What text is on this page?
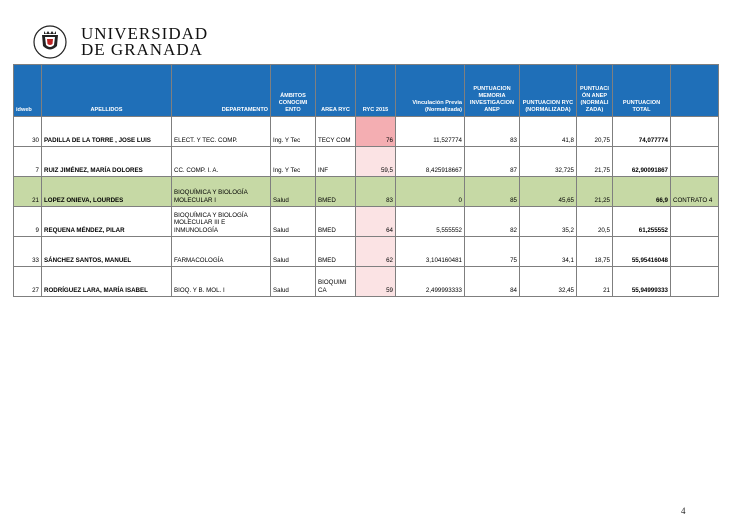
UNIVERSIDAD
DE GRANADA
idweb	APELLIDOS	DEPARTAMENTO	ÁMBITOS CONOCIMI ENTO	AREA RYC	RYC 2015	Vinculación Previa (Normalizada)	PUNTUACION MEMORIA INVESTIGACION ANEP	PUNTUACION RYC (NORMALIZADA)	PUNTUACI ÓN ANEP (NORMALI ZADA)	PUNTUACION TOTAL	
30	PADILLA DE LA TORRE , JOSE LUIS	ELECT. Y TEC. COMP.	Ing. Y Tec	TECY COM	76	11,527774	83	41,8	20,75	74,077774	
7	RUIZ JIMÉNEZ, MARÍA DOLORES	CC. COMP. I. A.	Ing. Y Tec	INF	59,5	8,425918667	87	32,725	21,75	62,90091867	
21	LOPEZ ONIEVA, LOURDES	BIOQUÍMICA Y BIOLOGÍA MOLECULAR I	Salud	BMED	83	0	85	45,65	21,25	66,9	CONTRATO 4
9	REQUENA MÉNDEZ, PILAR	BIOQUÍMICA Y BIOLOGÍA MOLECULAR III E INMUNOLOGÍA	Salud	BMED	64	5,555552	82	35,2	20,5	61,255552	
33	SÁNCHEZ SANTOS, MANUEL	FARMACOLOGÍA	Salud	BMED	62	3,104160481	75	34,1	18,75	55,95416048	
27	RODRÍGUEZ LARA, MARÍA ISABEL	BIOQ. Y B. MOL. I	Salud	BIOQUIMI CA	59	2,499993333	84	32,45	21	55,94999333	
4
========================================================================
• _Requirements_
Each entry gets copied exactly; the pictures stay out.

• _Answer in full_
What text is on this page?
UNIVERSIDAD
DE GRANADA
idweb	APELLIDOS	DEPARTAMENTO	ÁMBITOS CONOCIMI ENTO	AREA RYC	RYC 2015	Vinculación Previa (Normalizada)	PUNTUACION MEMORIA INVESTIGACION ANEP	PUNTUACION RYC (NORMALIZADA)	PUNTUACI ÓN ANEP (NORMALI ZADA)	PUNTUACION TOTAL	
30	PADILLA DE LA TORRE , JOSE LUIS	ELECT. Y TEC. COMP.	Ing. Y Tec	TECY COM	76	11,527774	83	41,8	20,75	74,077774	
7	RUIZ JIMÉNEZ, MARÍA DOLORES	CC. COMP. I. A.	Ing. Y Tec	INF	59,5	8,425918667	87	32,725	21,75	62,90091867	
21	LOPEZ ONIEVA, LOURDES	BIOQUÍMICA Y BIOLOGÍA MOLECULAR I	Salud	BMED	83	0	85	45,65	21,25	66,9	CONTRATO 4
9	REQUENA MÉNDEZ, PILAR	BIOQUÍMICA Y BIOLOGÍA MOLECULAR III E INMUNOLOGÍA	Salud	BMED	64	5,555552	82	35,2	20,5	61,255552	
33	SÁNCHEZ SANTOS, MANUEL	FARMACOLOGÍA	Salud	BMED	62	3,104160481	75	34,1	18,75	55,95416048	
27	RODRÍGUEZ LARA, MARÍA ISABEL	BIOQ. Y B. MOL. I	Salud	BIOQUIMI CA	59	2,499993333	84	32,45	21	55,94999333	
4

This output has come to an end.